**TASK INSTRUCTIONS:** Drop the pictures from the entries below, then reproduce the rest exactly.

**GIVEN RECORDS:**
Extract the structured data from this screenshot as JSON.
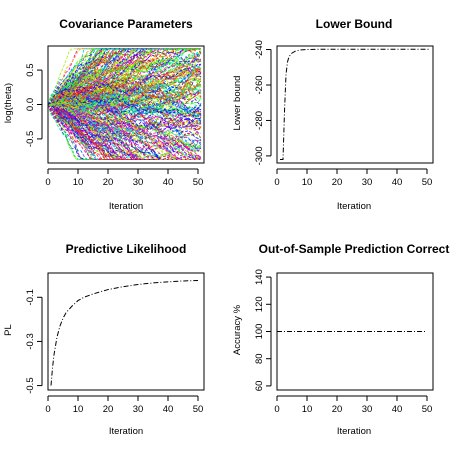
{
  "chart_data": [
    {
      "type": "line",
      "title": "Covariance Parameters",
      "xlabel": "Iteration",
      "ylabel": "log(theta)",
      "xlim": [
        0,
        52
      ],
      "ylim": [
        -0.85,
        0.85
      ],
      "xticks": [
        0,
        10,
        20,
        30,
        40,
        50
      ],
      "yticks": [
        -0.5,
        0.0,
        0.5
      ],
      "ytick_labels": [
        "-0.5",
        "0.0",
        "0.5"
      ],
      "series_count": 300,
      "series_description": "many colored dashed trajectories fanning out from 0",
      "spread_at_iteration_50": [
        -0.65,
        0.65
      ],
      "x_start": 0,
      "x_end": 51,
      "grid": false
    },
    {
      "type": "line",
      "title": "Lower Bound",
      "xlabel": "Iteration",
      "ylabel": "Lower bound",
      "xlim": [
        0,
        52
      ],
      "ylim": [
        -304,
        -238
      ],
      "xticks": [
        0,
        10,
        20,
        30,
        40,
        50
      ],
      "yticks": [
        -300,
        -280,
        -260,
        -240
      ],
      "series": [
        {
          "x": [
            1,
            2,
            2.5,
            3,
            3.5,
            4,
            5,
            6,
            7,
            8,
            10,
            12,
            15,
            20,
            25,
            30,
            35,
            40,
            45,
            50,
            51
          ],
          "values": [
            -302,
            -302,
            -275,
            -254,
            -247,
            -244,
            -242,
            -241,
            -240.5,
            -240.2,
            -240,
            -239.9,
            -239.8,
            -239.8,
            -239.8,
            -239.8,
            -239.8,
            -239.8,
            -239.8,
            -239.8,
            -239.8
          ]
        }
      ],
      "grid": false
    },
    {
      "type": "line",
      "title": "Predictive Likelihood",
      "xlabel": "Iteration",
      "ylabel": "PL",
      "xlim": [
        0,
        52
      ],
      "ylim": [
        -0.52,
        0.01
      ],
      "xticks": [
        0,
        10,
        20,
        30,
        40,
        50
      ],
      "yticks": [
        -0.5,
        -0.3,
        -0.1
      ],
      "series": [
        {
          "x": [
            1,
            1.5,
            2,
            3,
            4,
            5,
            6,
            8,
            10,
            12,
            15,
            20,
            25,
            30,
            35,
            40,
            45,
            50
          ],
          "values": [
            -0.5,
            -0.42,
            -0.36,
            -0.28,
            -0.23,
            -0.195,
            -0.17,
            -0.14,
            -0.115,
            -0.1,
            -0.085,
            -0.065,
            -0.052,
            -0.042,
            -0.035,
            -0.03,
            -0.026,
            -0.024
          ]
        }
      ],
      "grid": false
    },
    {
      "type": "line",
      "title": "Out-of-Sample Prediction Correct",
      "xlabel": "Iteration",
      "ylabel": "Accuracy %",
      "xlim": [
        0,
        52
      ],
      "ylim": [
        57,
        143
      ],
      "xticks": [
        0,
        10,
        20,
        30,
        40,
        50
      ],
      "yticks": [
        60,
        80,
        100,
        120,
        140
      ],
      "series": [
        {
          "x": [
            0,
            50
          ],
          "values": [
            100,
            100
          ]
        }
      ],
      "grid": false
    }
  ]
}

**EXPECTED ANSWER:**
Extract the structured data from this screenshot as JSON.
{
  "chart_data": [
    {
      "type": "line",
      "title": "Covariance Parameters",
      "xlabel": "Iteration",
      "ylabel": "log(theta)",
      "xlim": [
        0,
        52
      ],
      "ylim": [
        -0.85,
        0.85
      ],
      "xticks": [
        0,
        10,
        20,
        30,
        40,
        50
      ],
      "yticks": [
        -0.5,
        0.0,
        0.5
      ],
      "ytick_labels": [
        "-0.5",
        "0.0",
        "0.5"
      ],
      "series_count": 300,
      "series_description": "many colored dashed trajectories fanning out from 0",
      "spread_at_iteration_50": [
        -0.65,
        0.65
      ],
      "x_start": 0,
      "x_end": 51,
      "grid": false
    },
    {
      "type": "line",
      "title": "Lower Bound",
      "xlabel": "Iteration",
      "ylabel": "Lower bound",
      "xlim": [
        0,
        52
      ],
      "ylim": [
        -304,
        -238
      ],
      "xticks": [
        0,
        10,
        20,
        30,
        40,
        50
      ],
      "yticks": [
        -300,
        -280,
        -260,
        -240
      ],
      "series": [
        {
          "x": [
            1,
            2,
            2.5,
            3,
            3.5,
            4,
            5,
            6,
            7,
            8,
            10,
            12,
            15,
            20,
            25,
            30,
            35,
            40,
            45,
            50,
            51
          ],
          "values": [
            -302,
            -302,
            -275,
            -254,
            -247,
            -244,
            -242,
            -241,
            -240.5,
            -240.2,
            -240,
            -239.9,
            -239.8,
            -239.8,
            -239.8,
            -239.8,
            -239.8,
            -239.8,
            -239.8,
            -239.8,
            -239.8
          ]
        }
      ],
      "grid": false
    },
    {
      "type": "line",
      "title": "Predictive Likelihood",
      "xlabel": "Iteration",
      "ylabel": "PL",
      "xlim": [
        0,
        52
      ],
      "ylim": [
        -0.52,
        0.01
      ],
      "xticks": [
        0,
        10,
        20,
        30,
        40,
        50
      ],
      "yticks": [
        -0.5,
        -0.3,
        -0.1
      ],
      "series": [
        {
          "x": [
            1,
            1.5,
            2,
            3,
            4,
            5,
            6,
            8,
            10,
            12,
            15,
            20,
            25,
            30,
            35,
            40,
            45,
            50
          ],
          "values": [
            -0.5,
            -0.42,
            -0.36,
            -0.28,
            -0.23,
            -0.195,
            -0.17,
            -0.14,
            -0.115,
            -0.1,
            -0.085,
            -0.065,
            -0.052,
            -0.042,
            -0.035,
            -0.03,
            -0.026,
            -0.024
          ]
        }
      ],
      "grid": false
    },
    {
      "type": "line",
      "title": "Out-of-Sample Prediction Correct",
      "xlabel": "Iteration",
      "ylabel": "Accuracy %",
      "xlim": [
        0,
        52
      ],
      "ylim": [
        57,
        143
      ],
      "xticks": [
        0,
        10,
        20,
        30,
        40,
        50
      ],
      "yticks": [
        60,
        80,
        100,
        120,
        140
      ],
      "series": [
        {
          "x": [
            0,
            50
          ],
          "values": [
            100,
            100
          ]
        }
      ],
      "grid": false
    }
  ]
}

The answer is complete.